### Requirement
Reproduce each line bearing the word "организаций".

-- Start of Information provided --

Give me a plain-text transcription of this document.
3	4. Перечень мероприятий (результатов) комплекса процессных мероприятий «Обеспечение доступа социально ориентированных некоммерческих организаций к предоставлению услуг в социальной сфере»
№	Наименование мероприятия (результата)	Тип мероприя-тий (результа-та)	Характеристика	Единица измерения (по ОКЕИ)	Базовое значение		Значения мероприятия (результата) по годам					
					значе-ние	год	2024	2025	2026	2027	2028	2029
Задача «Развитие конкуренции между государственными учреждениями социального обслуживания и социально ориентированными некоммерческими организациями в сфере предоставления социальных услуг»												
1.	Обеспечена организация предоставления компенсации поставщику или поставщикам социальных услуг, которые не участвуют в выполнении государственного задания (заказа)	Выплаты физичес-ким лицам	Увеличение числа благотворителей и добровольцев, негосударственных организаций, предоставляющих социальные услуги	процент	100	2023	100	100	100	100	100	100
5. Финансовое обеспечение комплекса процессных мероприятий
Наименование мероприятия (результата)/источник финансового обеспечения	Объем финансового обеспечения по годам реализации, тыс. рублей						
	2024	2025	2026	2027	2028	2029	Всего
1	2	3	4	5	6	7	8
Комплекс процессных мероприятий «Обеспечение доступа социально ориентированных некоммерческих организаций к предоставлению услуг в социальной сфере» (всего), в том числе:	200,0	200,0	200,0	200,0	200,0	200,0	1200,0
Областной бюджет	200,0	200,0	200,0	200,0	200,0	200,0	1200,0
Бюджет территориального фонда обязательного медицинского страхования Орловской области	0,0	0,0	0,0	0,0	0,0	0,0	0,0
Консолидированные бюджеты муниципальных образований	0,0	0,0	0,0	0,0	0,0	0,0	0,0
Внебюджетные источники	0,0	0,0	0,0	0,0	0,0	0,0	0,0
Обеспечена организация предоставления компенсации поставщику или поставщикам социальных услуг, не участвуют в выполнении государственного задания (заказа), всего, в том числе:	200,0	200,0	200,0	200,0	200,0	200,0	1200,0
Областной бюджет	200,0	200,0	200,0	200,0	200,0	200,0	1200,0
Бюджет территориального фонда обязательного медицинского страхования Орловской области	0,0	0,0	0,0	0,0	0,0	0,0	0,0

-- End of Information provided --
-- Start of Information provided --

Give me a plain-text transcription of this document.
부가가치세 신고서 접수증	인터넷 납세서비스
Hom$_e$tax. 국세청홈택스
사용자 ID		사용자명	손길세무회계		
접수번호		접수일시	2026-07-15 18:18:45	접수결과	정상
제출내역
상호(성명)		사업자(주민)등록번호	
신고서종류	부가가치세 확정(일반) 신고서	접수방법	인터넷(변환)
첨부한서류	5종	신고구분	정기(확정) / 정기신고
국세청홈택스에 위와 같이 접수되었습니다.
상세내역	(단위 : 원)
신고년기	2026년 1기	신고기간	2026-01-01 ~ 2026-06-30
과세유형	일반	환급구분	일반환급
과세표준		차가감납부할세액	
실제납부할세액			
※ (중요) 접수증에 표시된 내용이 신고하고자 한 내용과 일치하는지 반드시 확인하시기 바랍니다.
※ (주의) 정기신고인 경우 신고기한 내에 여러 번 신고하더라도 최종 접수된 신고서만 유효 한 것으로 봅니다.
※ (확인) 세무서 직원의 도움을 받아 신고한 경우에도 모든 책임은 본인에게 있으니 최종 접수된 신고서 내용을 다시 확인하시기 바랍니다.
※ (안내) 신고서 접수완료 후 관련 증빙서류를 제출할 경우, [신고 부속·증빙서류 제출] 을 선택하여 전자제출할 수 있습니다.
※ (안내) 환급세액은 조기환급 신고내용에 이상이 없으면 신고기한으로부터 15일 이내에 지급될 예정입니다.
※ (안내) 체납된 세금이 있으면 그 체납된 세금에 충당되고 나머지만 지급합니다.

-- End of Information provided --

### Response to the task
3	4. Перечень мероприятий (результатов) комплекса процессных мероприятий «Обеспечение доступа социально ориентированных некоммерческих организаций к предоставлению услуг в социальной сфере»
1.	Обеспечена организация предоставления компенсации поставщику или поставщикам социальных услуг, которые не участвуют в выполнении государственного задания (заказа)	Выплаты физичес-ким лицам	Увеличение числа благотворителей и добровольцев, негосударственных организаций, предоставляющих социальные услуги	процент	100	2023	100	100	100	100	100	100
Комплекс процессных мероприятий «Обеспечение доступа социально ориентированных некоммерческих организаций к предоставлению услуг в социальной сфере» (всего), в том числе:	200,0	200,0	200,0	200,0	200,0	200,0	1200,0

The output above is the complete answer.